[Saved data entries]
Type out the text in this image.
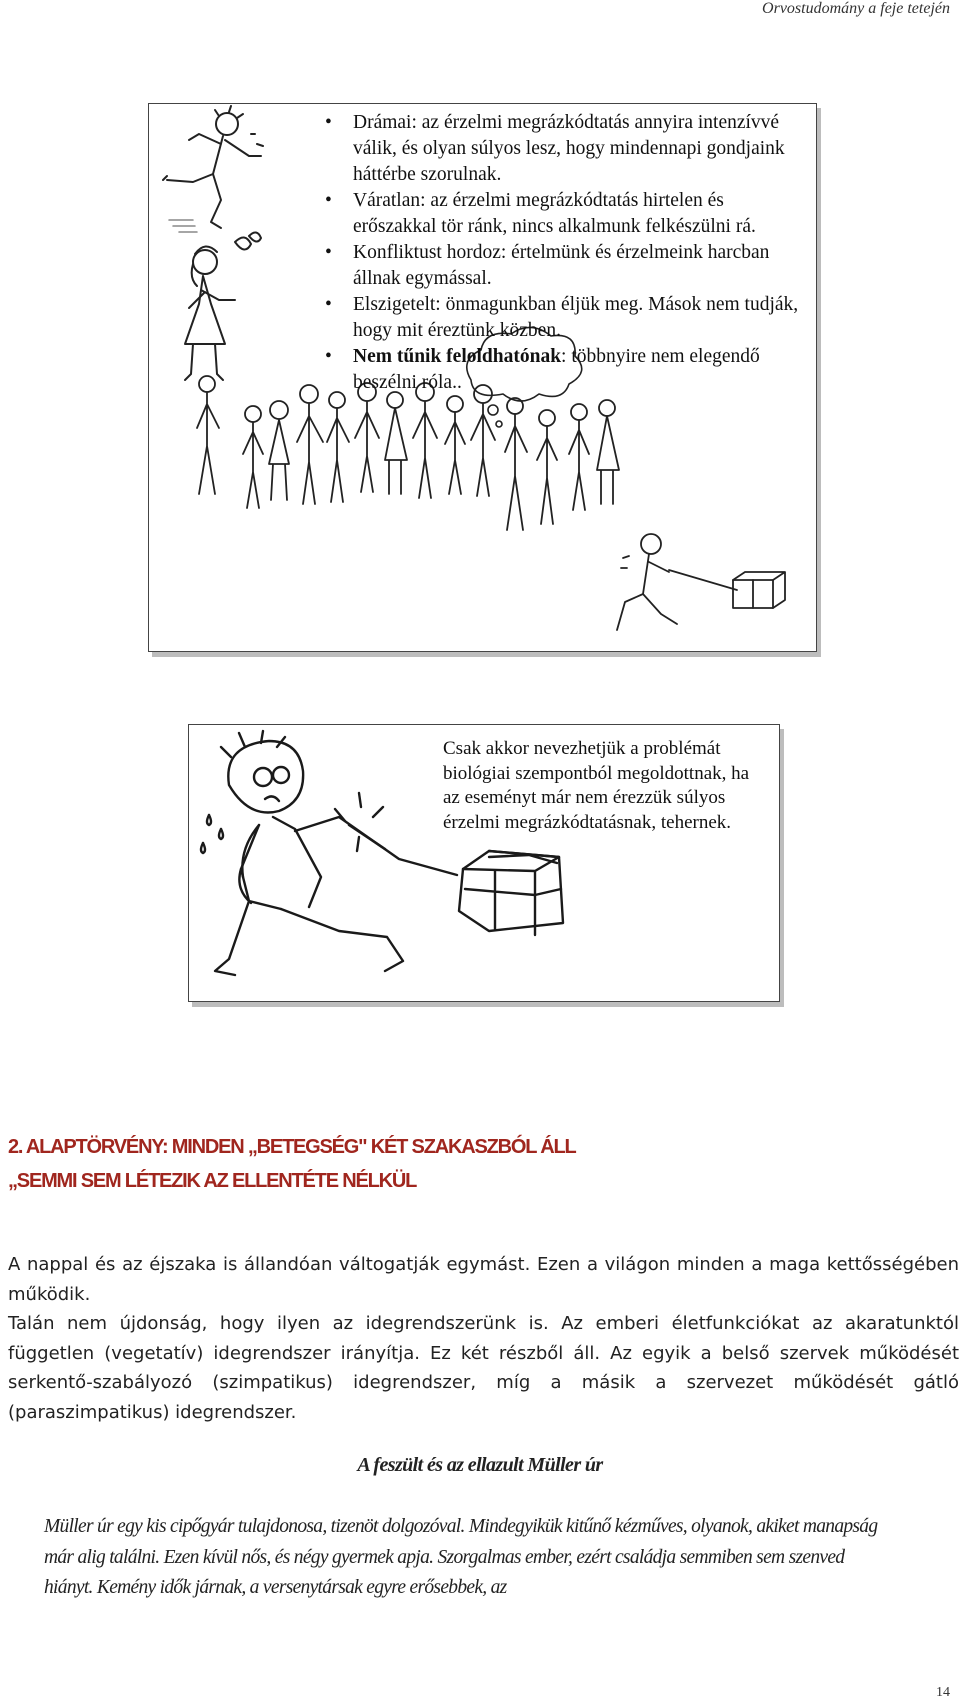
Orvostudomány a feje tetején
• Drámai: az érzelmi megrázkódtatás annyira intenzívvé válik, és olyan súlyos lesz, hogy mindennapi gondjaink háttérbe szorulnak.
• Váratlan: az érzelmi megrázkódtatás hirtelen és erőszakkal tör ránk, nincs alkalmunk felkészülni rá.
• Konfliktust hordoz: értelmünk és érzelmeink harcban állnak egymással.
• Elszigetelt: önmagunkban éljük meg. Mások nem tudják, hogy mit éreztünk közben.
• Nem tűnik feloldhatónak: többnyire nem elegendő beszélni róla..

Csak akkor nevezhetjük a problémát biológiai szempontból megoldottnak, ha az eseményt már nem érezzük súlyos érzelmi megrázkódtatásnak, tehernek.

2. ALAPTÖRVÉNY: MINDEN „BETEGSÉG" KÉT SZAKASZBÓL ÁLL
„SEMMI SEM LÉTEZIK AZ ELLENTÉTE NÉLKÜL

A nappal és az éjszaka is állandóan váltogatják egymást. Ezen a világon minden a maga kettősségében működik.

Talán nem újdonság, hogy ilyen az idegrendszerünk is. Az emberi életfunkciókat az akaratunktól független (vegetatív) idegrendszer irányítja. Ez két részből áll. Az egyik a belső szervek működését serkentő-szabályozó (szimpatikus) idegrendszer, míg a másik a szervezet működését gátló (paraszimpatikus) idegrendszer.

A feszült és az ellazult Müller úr

Müller úr egy kis cipőgyár tulajdonosa, tizenöt dolgozóval. Mindegyikük kitűnő kézműves, olyanok, akiket manapság már alig találni. Ezen kívül nős, és négy gyermek apja. Szorgalmas ember, ezért családja semmiben sem szenved hiányt. Kemény idők járnak, a versenytársak egyre erősebbek, az

14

**Problem to work on**
Exactly how many lines of the material contain the word "súlyos"? Write the number alone.

**Output below**
2